▸ EXERCISE PROMPT:
Show every line below where "true" can be found.

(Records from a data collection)
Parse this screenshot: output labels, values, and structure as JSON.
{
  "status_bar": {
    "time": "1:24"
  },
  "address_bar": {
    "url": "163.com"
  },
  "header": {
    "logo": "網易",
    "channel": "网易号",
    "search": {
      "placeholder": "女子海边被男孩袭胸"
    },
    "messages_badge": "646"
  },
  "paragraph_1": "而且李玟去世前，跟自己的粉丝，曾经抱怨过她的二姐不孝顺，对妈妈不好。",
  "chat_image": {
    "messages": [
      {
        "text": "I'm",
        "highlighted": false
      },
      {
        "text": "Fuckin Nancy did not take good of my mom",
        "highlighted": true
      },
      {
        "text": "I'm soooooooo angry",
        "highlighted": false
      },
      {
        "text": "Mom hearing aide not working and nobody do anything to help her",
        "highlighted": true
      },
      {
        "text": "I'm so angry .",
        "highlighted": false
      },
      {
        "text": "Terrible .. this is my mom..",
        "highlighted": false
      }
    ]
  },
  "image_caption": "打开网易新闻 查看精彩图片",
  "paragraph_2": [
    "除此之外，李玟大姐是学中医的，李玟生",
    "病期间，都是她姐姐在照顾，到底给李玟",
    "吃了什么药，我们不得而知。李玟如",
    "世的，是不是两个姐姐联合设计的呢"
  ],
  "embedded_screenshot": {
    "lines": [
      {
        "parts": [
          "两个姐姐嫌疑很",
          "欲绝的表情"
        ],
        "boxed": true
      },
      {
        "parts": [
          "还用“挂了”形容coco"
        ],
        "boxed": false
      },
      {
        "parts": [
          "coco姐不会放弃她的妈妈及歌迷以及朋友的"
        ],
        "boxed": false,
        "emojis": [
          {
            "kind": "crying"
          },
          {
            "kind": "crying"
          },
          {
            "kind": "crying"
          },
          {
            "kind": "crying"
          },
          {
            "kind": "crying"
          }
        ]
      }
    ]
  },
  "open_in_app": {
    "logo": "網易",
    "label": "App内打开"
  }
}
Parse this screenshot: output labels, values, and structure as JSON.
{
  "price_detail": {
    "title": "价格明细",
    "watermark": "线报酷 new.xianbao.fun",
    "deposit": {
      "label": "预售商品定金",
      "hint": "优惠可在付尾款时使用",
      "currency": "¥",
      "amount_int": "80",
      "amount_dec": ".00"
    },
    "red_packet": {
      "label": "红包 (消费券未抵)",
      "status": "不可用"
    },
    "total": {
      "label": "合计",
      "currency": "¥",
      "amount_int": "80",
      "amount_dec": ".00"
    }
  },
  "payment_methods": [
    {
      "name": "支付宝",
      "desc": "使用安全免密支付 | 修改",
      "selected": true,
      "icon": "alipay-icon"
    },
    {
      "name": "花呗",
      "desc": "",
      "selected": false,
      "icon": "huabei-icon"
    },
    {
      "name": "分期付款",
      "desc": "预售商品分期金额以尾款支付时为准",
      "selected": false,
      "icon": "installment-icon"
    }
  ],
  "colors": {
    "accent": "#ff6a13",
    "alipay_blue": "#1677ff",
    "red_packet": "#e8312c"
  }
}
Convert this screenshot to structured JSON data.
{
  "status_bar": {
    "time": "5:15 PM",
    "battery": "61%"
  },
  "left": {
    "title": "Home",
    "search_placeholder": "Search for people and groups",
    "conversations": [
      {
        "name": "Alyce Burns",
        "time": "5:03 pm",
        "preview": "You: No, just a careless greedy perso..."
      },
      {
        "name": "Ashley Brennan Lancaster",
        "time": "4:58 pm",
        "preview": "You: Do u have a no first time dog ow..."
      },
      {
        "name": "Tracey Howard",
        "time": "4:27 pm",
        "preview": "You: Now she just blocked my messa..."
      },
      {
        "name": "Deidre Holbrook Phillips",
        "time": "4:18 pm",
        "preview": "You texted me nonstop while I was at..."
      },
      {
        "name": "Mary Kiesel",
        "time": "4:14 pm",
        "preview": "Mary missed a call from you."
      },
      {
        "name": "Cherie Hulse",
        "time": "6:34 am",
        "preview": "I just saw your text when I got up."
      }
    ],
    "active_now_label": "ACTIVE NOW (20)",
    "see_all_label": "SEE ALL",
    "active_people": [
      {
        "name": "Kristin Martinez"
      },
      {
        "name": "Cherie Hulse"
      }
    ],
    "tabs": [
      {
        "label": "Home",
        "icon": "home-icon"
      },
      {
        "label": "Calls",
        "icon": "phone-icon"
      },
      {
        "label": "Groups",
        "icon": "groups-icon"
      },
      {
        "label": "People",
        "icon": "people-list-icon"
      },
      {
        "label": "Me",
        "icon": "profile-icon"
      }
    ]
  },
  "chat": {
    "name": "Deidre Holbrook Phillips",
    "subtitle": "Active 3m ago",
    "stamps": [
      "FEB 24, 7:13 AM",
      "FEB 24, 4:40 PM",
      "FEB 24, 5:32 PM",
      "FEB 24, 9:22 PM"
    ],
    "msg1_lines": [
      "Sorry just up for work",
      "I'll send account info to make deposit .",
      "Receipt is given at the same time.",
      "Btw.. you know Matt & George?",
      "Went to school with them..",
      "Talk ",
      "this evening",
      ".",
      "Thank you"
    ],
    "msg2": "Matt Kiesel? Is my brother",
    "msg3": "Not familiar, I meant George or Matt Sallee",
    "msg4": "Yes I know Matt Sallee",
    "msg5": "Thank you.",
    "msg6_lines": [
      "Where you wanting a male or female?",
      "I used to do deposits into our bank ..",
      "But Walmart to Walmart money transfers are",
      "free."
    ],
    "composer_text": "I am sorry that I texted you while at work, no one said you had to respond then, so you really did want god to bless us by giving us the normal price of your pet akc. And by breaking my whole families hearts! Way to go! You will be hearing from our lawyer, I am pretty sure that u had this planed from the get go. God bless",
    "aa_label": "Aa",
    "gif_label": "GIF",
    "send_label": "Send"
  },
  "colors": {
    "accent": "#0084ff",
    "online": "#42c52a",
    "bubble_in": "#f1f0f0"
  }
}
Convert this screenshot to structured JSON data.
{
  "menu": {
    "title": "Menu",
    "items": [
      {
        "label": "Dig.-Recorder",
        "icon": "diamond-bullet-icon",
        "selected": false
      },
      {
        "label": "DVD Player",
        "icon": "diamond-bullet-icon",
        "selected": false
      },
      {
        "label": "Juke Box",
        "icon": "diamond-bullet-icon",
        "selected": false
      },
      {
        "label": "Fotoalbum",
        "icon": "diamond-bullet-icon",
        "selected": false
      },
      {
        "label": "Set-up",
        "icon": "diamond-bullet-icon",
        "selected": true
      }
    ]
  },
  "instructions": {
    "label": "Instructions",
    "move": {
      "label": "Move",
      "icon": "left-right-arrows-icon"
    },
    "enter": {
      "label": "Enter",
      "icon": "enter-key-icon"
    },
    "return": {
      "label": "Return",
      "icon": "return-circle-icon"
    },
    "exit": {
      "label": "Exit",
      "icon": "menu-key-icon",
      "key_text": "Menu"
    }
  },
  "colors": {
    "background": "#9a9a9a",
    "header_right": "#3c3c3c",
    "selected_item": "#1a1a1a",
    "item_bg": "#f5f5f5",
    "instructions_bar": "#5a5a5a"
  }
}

▸ COMPLETE OUTPUT:
        "highlighted": true
        "highlighted": true
        "boxed": true
      "selected": true,
        "selected": true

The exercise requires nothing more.